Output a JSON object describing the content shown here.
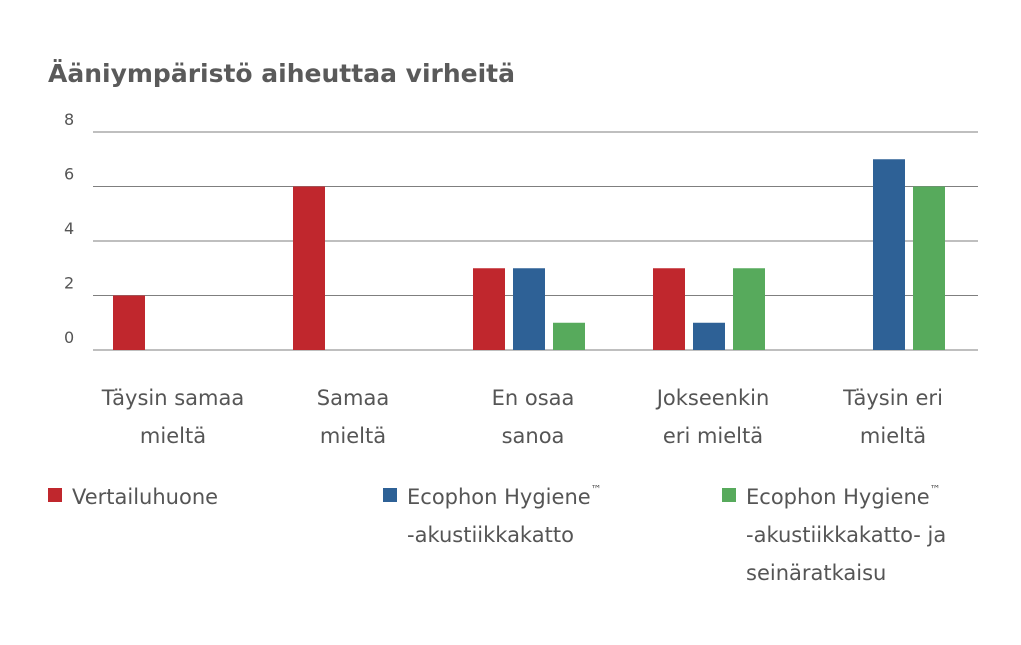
{
  "chart_data": {
    "type": "bar",
    "title": "Ääniympäristö aiheuttaa virheitä",
    "xlabel": "",
    "ylabel": "",
    "ylim": [
      0,
      8
    ],
    "yticks": [
      0,
      2,
      4,
      6,
      8
    ],
    "grid": true,
    "legend_position": "bottom",
    "categories": [
      [
        "Täysin samaa",
        "mieltä"
      ],
      [
        "Samaa",
        "mieltä"
      ],
      [
        "En osaa",
        "sanoa"
      ],
      [
        "Jokseenkin",
        "eri mieltä"
      ],
      [
        "Täysin eri",
        "mieltä"
      ]
    ],
    "series": [
      {
        "name": "Vertailuhuone",
        "legend_lines": [
          "Vertailuhuone"
        ],
        "color": "#c0272d",
        "values": [
          2,
          6,
          3,
          3,
          0
        ]
      },
      {
        "name": "Ecophon Hygiene™ -akustiikkakatto",
        "legend_lines": [
          "Ecophon Hygiene|™",
          "-akustiikkakatto"
        ],
        "color": "#2e6196",
        "values": [
          0,
          0,
          3,
          1,
          7
        ]
      },
      {
        "name": "Ecophon Hygiene™ -akustiikkakatto- ja seinäratkaisu",
        "legend_lines": [
          "Ecophon Hygiene|™",
          "-akustiikkakatto- ja",
          "seinäratkaisu"
        ],
        "color": "#57aa5c",
        "values": [
          0,
          0,
          1,
          3,
          6
        ]
      }
    ]
  }
}
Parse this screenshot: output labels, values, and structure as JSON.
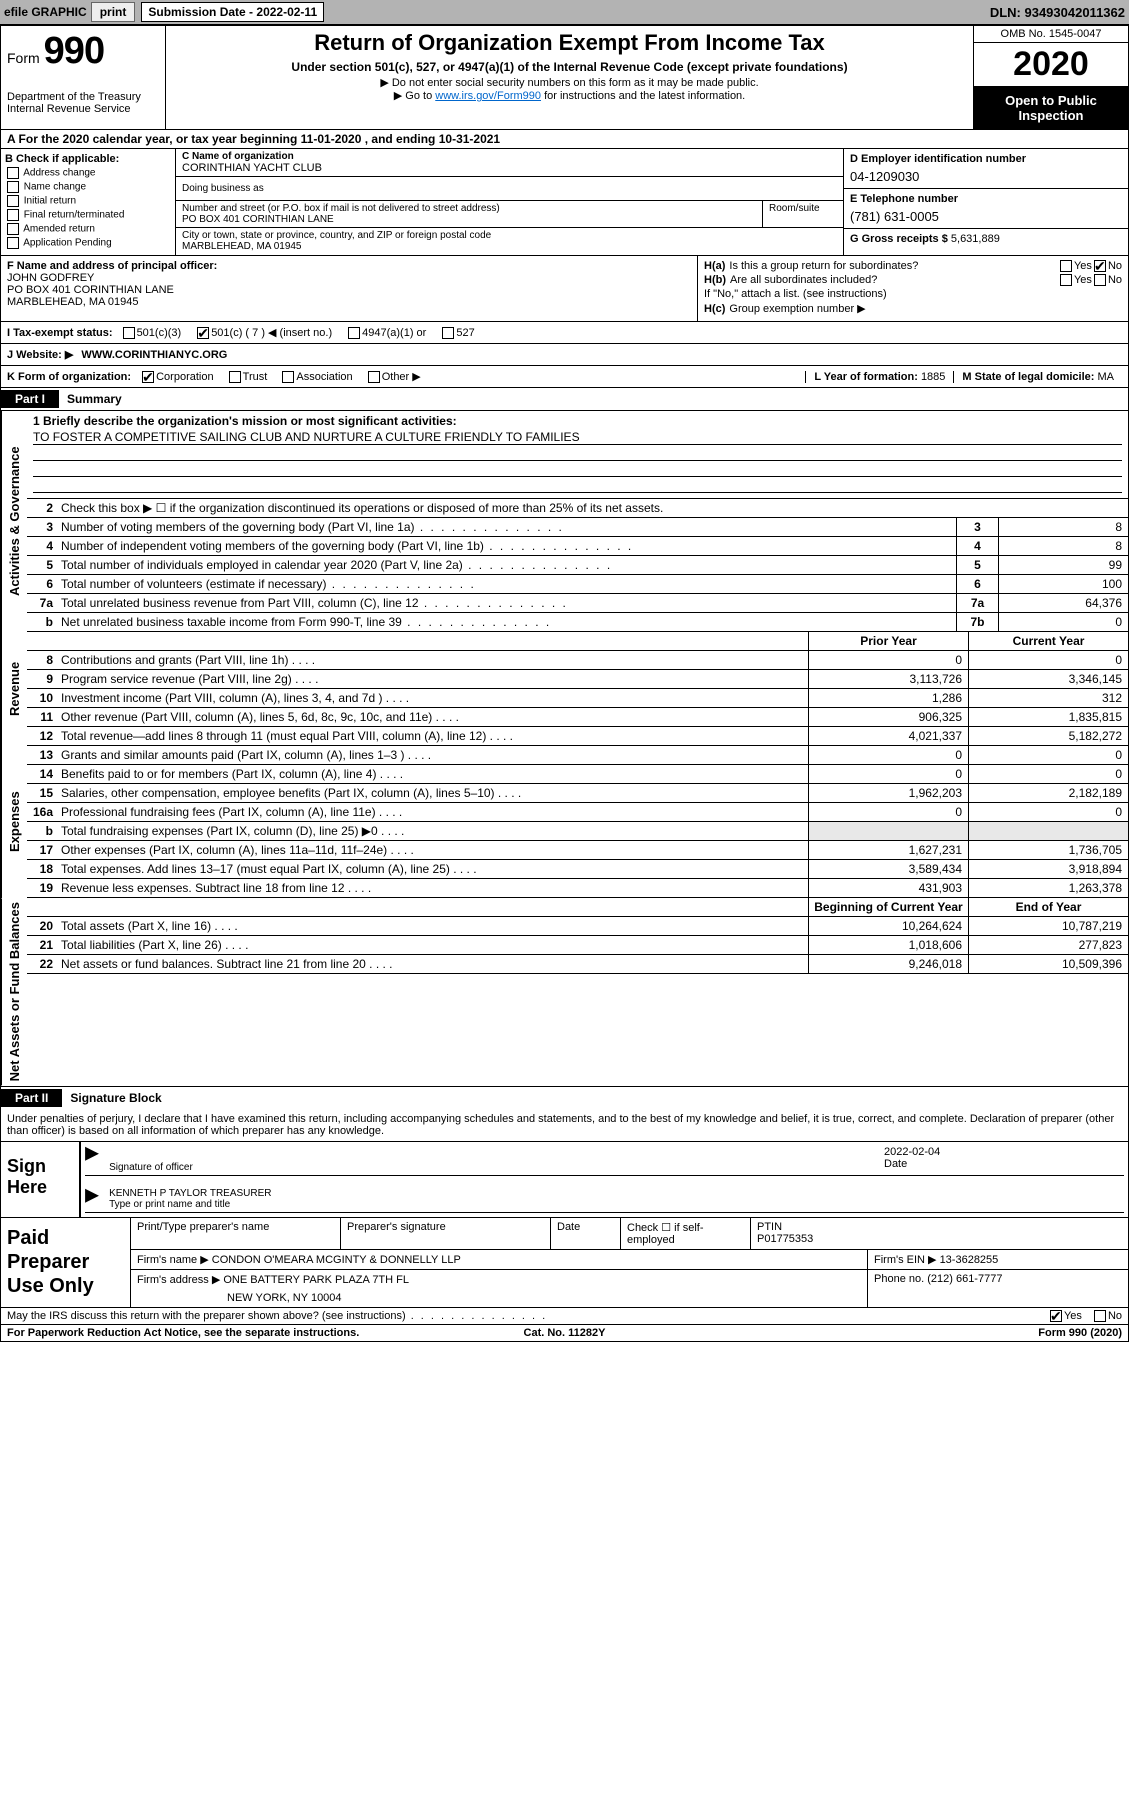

--*--

Every line of the material is to be quoted exactly, with no pictures carried over.

* **TASK SOLUTION**:
Output a JSON object describing the content shown here.
{
  "chart_data": {
    "type": "bar",
    "title": "Ääniympäristö aiheuttaa virheitä",
    "xlabel": "",
    "ylabel": "",
    "ylim": [
      0,
      8
    ],
    "yticks": [
      0,
      2,
      4,
      6,
      8
    ],
    "grid": true,
    "legend_position": "bottom",
    "categories": [
      [
        "Täysin samaa",
        "mieltä"
      ],
      [
        "Samaa",
        "mieltä"
      ],
      [
        "En osaa",
        "sanoa"
      ],
      [
        "Jokseenkin",
        "eri mieltä"
      ],
      [
        "Täysin eri",
        "mieltä"
      ]
    ],
    "series": [
      {
        "name": "Vertailuhuone",
        "legend_lines": [
          "Vertailuhuone"
        ],
        "color": "#c0272d",
        "values": [
          2,
          6,
          3,
          3,
          0
        ]
      },
      {
        "name": "Ecophon Hygiene™ -akustiikkakatto",
        "legend_lines": [
          "Ecophon Hygiene|™",
          "-akustiikkakatto"
        ],
        "color": "#2e6196",
        "values": [
          0,
          0,
          3,
          1,
          7
        ]
      },
      {
        "name": "Ecophon Hygiene™ -akustiikkakatto- ja seinäratkaisu",
        "legend_lines": [
          "Ecophon Hygiene|™",
          "-akustiikkakatto- ja",
          "seinäratkaisu"
        ],
        "color": "#57aa5c",
        "values": [
          0,
          0,
          1,
          3,
          6
        ]
      }
    ]
  }
}
Parse this screenshot: output labels, values, and structure as JSON.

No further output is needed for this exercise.